MATERIAL PROVIDED >>
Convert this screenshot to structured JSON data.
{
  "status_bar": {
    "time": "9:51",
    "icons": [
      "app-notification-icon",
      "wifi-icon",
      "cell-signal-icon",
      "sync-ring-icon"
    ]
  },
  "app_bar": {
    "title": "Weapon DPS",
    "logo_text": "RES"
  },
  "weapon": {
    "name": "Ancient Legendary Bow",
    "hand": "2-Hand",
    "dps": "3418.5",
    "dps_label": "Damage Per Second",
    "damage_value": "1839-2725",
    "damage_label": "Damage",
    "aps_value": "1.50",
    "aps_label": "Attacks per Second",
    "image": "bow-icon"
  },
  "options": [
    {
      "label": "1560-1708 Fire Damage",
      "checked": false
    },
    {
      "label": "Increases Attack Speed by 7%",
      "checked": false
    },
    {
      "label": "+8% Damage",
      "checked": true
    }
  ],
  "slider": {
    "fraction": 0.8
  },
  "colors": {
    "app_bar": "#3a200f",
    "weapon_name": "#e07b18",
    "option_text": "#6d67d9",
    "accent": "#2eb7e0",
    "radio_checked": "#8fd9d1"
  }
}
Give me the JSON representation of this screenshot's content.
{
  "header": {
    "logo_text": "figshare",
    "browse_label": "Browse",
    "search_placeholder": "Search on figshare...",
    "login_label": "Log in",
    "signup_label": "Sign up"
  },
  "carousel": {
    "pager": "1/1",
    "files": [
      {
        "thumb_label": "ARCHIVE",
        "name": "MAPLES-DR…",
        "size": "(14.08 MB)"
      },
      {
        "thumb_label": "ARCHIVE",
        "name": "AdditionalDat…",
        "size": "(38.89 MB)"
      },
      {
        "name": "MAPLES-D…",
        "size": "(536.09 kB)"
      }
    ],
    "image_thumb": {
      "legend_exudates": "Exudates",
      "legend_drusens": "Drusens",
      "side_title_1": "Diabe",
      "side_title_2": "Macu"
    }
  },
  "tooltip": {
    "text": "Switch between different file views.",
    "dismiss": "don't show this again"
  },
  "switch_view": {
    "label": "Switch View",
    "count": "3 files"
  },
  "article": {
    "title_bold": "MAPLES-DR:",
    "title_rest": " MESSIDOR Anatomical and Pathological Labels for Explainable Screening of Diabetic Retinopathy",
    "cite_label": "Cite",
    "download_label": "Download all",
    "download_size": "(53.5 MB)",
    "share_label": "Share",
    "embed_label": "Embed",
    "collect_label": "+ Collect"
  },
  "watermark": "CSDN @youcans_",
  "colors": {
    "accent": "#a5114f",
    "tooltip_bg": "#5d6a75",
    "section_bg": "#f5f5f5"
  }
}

STATED EXERCISE >> Collect from the data above every line that includes "figshare".

SOLUTION FOR THIS PROBLEM >>
    "logo_text": "figshare",
    "search_placeholder": "Search on figshare...",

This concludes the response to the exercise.